» Extracted information
------------------------------------------------------------------------
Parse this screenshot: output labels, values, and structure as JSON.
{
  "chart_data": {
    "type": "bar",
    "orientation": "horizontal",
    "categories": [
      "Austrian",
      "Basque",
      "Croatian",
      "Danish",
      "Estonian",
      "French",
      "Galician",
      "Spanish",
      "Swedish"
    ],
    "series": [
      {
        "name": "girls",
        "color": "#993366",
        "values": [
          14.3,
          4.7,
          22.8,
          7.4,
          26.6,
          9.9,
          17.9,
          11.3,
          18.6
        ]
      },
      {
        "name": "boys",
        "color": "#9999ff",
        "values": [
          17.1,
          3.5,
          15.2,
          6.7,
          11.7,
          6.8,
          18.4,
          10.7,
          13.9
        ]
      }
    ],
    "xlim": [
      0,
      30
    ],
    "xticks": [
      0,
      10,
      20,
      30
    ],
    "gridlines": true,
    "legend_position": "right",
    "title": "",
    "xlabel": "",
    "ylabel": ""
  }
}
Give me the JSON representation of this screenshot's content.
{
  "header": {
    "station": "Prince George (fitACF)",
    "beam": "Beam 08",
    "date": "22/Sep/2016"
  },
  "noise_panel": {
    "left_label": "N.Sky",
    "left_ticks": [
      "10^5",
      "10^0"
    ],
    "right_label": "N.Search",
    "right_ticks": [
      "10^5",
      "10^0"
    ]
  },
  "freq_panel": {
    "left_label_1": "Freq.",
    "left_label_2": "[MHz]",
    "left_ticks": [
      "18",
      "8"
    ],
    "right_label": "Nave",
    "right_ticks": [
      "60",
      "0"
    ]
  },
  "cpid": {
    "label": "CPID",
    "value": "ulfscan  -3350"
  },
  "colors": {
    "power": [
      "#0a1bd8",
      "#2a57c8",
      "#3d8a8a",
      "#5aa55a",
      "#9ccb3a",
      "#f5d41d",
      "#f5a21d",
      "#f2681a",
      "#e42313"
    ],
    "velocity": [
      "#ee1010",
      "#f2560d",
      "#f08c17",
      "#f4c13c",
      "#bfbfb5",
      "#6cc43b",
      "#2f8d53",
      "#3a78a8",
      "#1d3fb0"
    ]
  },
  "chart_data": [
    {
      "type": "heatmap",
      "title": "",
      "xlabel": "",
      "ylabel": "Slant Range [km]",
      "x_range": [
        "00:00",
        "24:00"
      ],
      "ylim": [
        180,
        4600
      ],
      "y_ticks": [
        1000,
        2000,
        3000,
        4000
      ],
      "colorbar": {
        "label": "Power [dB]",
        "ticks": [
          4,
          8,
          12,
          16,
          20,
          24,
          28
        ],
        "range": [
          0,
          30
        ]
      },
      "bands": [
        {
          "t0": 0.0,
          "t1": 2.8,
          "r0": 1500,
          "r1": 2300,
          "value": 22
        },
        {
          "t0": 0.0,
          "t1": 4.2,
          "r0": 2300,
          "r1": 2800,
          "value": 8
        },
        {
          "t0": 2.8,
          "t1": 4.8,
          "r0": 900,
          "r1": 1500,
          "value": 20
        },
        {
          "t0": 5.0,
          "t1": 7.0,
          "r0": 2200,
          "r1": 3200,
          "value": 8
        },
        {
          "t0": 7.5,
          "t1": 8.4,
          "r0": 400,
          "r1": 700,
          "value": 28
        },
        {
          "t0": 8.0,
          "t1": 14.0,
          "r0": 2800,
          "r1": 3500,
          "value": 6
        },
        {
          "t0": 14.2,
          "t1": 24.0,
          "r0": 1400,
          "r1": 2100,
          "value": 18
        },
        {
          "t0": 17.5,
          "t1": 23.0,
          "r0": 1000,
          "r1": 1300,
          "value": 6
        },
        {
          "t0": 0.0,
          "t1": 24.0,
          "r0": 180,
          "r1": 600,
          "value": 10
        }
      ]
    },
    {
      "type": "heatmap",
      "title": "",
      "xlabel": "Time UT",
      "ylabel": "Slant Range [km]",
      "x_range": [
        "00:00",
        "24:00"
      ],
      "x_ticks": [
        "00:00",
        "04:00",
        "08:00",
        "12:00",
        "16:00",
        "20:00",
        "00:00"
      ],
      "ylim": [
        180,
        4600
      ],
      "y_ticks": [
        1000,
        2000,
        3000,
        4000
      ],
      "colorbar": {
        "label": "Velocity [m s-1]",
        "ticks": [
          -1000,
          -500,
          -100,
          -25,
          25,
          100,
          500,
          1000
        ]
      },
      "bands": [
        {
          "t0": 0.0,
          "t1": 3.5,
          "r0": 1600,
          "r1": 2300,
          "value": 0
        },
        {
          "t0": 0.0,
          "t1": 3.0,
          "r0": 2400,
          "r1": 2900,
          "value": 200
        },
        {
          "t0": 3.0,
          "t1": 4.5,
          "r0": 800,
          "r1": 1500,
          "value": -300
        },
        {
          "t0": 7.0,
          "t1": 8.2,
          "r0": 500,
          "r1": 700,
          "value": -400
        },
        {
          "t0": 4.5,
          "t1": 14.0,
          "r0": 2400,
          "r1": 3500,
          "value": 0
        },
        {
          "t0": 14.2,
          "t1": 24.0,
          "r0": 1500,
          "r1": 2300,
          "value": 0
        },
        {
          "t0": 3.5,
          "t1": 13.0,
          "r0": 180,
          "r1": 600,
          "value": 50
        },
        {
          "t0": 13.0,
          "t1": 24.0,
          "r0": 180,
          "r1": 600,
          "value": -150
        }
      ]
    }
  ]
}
------------------------------------------------------------------------
» Instructions for the task
Looking at the data above, how many lines hold the word "JSON"? Respond with the number alone.

» Solution for this problem
2